Retype every entry word for word.

__Data shown__:

-- begin --

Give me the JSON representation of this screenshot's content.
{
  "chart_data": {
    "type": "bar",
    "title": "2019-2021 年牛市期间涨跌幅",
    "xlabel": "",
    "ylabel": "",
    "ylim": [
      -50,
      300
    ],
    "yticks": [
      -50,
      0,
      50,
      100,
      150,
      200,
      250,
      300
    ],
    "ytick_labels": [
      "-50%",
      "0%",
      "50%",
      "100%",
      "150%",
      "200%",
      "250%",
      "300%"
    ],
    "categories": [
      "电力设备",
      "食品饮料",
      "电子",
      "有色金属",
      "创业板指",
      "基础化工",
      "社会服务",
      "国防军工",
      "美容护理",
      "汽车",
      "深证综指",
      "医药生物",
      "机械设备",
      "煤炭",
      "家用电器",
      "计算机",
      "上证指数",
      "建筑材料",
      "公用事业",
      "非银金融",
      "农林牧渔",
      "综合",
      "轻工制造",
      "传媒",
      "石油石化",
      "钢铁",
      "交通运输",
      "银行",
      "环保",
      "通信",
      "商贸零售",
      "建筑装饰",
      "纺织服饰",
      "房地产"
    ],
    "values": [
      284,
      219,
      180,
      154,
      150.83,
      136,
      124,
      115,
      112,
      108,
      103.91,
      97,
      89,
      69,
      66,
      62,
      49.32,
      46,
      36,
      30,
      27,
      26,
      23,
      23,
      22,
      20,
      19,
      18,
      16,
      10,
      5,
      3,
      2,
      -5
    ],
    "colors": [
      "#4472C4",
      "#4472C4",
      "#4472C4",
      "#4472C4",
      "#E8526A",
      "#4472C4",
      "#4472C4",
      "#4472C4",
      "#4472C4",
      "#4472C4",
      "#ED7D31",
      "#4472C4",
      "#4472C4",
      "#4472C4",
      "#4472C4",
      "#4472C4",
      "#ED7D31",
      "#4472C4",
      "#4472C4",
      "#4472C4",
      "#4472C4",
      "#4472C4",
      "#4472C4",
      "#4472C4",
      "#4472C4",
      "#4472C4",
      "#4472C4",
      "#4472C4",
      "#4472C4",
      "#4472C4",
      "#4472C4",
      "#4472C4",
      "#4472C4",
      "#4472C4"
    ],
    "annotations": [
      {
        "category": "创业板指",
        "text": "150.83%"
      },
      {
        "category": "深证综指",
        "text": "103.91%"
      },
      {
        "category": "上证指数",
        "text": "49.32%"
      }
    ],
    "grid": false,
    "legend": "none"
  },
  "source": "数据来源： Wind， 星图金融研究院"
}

-- end --

__Expected output__:
Give me the JSON representation of this screenshot's content.
{
  "chart_data": {
    "type": "bar",
    "title": "2019-2021 年牛市期间涨跌幅",
    "xlabel": "",
    "ylabel": "",
    "ylim": [
      -50,
      300
    ],
    "yticks": [
      -50,
      0,
      50,
      100,
      150,
      200,
      250,
      300
    ],
    "ytick_labels": [
      "-50%",
      "0%",
      "50%",
      "100%",
      "150%",
      "200%",
      "250%",
      "300%"
    ],
    "categories": [
      "电力设备",
      "食品饮料",
      "电子",
      "有色金属",
      "创业板指",
      "基础化工",
      "社会服务",
      "国防军工",
      "美容护理",
      "汽车",
      "深证综指",
      "医药生物",
      "机械设备",
      "煤炭",
      "家用电器",
      "计算机",
      "上证指数",
      "建筑材料",
      "公用事业",
      "非银金融",
      "农林牧渔",
      "综合",
      "轻工制造",
      "传媒",
      "石油石化",
      "钢铁",
      "交通运输",
      "银行",
      "环保",
      "通信",
      "商贸零售",
      "建筑装饰",
      "纺织服饰",
      "房地产"
    ],
    "values": [
      284,
      219,
      180,
      154,
      150.83,
      136,
      124,
      115,
      112,
      108,
      103.91,
      97,
      89,
      69,
      66,
      62,
      49.32,
      46,
      36,
      30,
      27,
      26,
      23,
      23,
      22,
      20,
      19,
      18,
      16,
      10,
      5,
      3,
      2,
      -5
    ],
    "colors": [
      "#4472C4",
      "#4472C4",
      "#4472C4",
      "#4472C4",
      "#E8526A",
      "#4472C4",
      "#4472C4",
      "#4472C4",
      "#4472C4",
      "#4472C4",
      "#ED7D31",
      "#4472C4",
      "#4472C4",
      "#4472C4",
      "#4472C4",
      "#4472C4",
      "#ED7D31",
      "#4472C4",
      "#4472C4",
      "#4472C4",
      "#4472C4",
      "#4472C4",
      "#4472C4",
      "#4472C4",
      "#4472C4",
      "#4472C4",
      "#4472C4",
      "#4472C4",
      "#4472C4",
      "#4472C4",
      "#4472C4",
      "#4472C4",
      "#4472C4",
      "#4472C4"
    ],
    "annotations": [
      {
        "category": "创业板指",
        "text": "150.83%"
      },
      {
        "category": "深证综指",
        "text": "103.91%"
      },
      {
        "category": "上证指数",
        "text": "49.32%"
      }
    ],
    "grid": false,
    "legend": "none"
  },
  "source": "数据来源： Wind， 星图金融研究院"
}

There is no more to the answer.